◆ Written problem ◆
Check each line of the listing for the word "также" and give only the number of lines that have it.

◆ Task input ◆

━━━

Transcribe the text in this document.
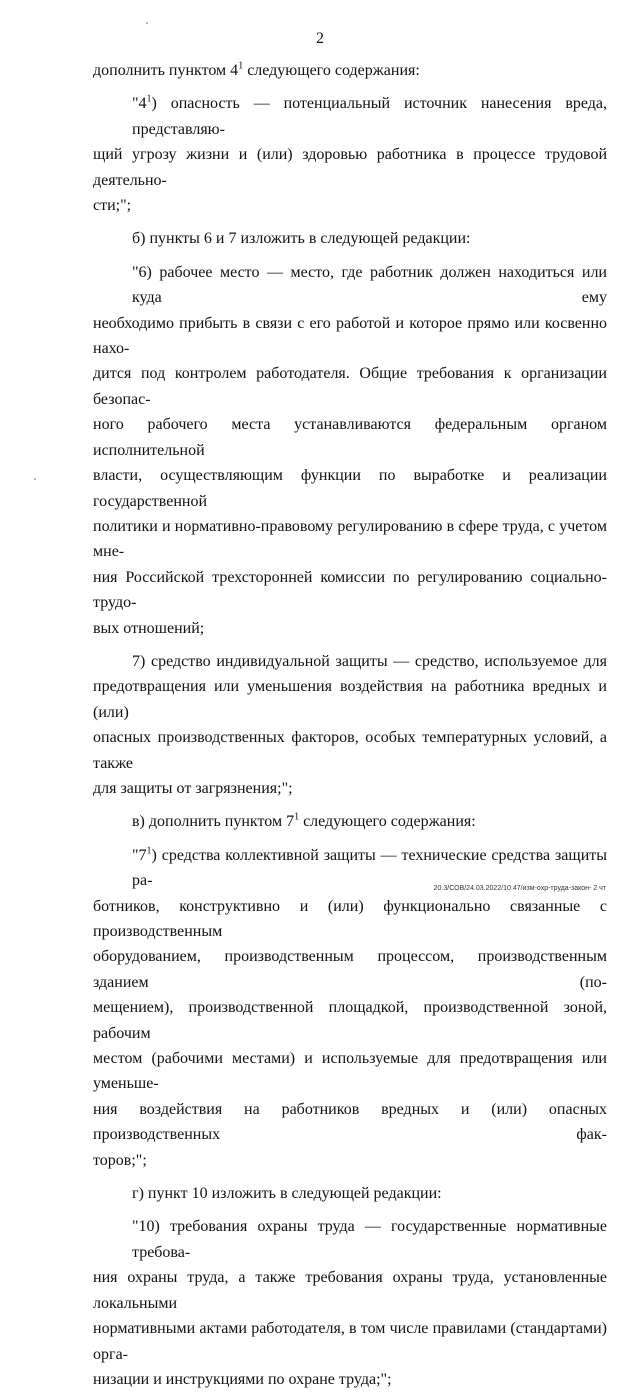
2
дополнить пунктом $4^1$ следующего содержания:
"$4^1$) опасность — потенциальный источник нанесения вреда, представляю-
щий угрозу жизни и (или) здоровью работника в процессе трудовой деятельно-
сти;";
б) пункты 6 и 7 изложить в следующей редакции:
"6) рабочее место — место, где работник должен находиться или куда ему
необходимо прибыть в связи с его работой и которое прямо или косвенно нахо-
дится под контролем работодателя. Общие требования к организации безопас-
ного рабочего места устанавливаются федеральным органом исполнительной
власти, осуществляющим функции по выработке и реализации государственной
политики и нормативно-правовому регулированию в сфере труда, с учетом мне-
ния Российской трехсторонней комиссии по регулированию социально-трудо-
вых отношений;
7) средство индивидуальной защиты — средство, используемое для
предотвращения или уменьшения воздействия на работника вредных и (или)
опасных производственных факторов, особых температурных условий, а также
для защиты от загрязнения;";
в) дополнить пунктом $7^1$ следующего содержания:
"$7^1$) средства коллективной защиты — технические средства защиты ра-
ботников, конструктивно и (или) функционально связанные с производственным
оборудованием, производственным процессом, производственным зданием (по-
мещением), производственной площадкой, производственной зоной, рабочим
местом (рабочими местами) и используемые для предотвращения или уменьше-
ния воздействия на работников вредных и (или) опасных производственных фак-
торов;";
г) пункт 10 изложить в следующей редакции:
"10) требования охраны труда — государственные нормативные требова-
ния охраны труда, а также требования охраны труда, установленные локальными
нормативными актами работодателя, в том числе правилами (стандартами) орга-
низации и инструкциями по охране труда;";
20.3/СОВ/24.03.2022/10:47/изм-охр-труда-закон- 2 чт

━━━

◆ Result below ◆
2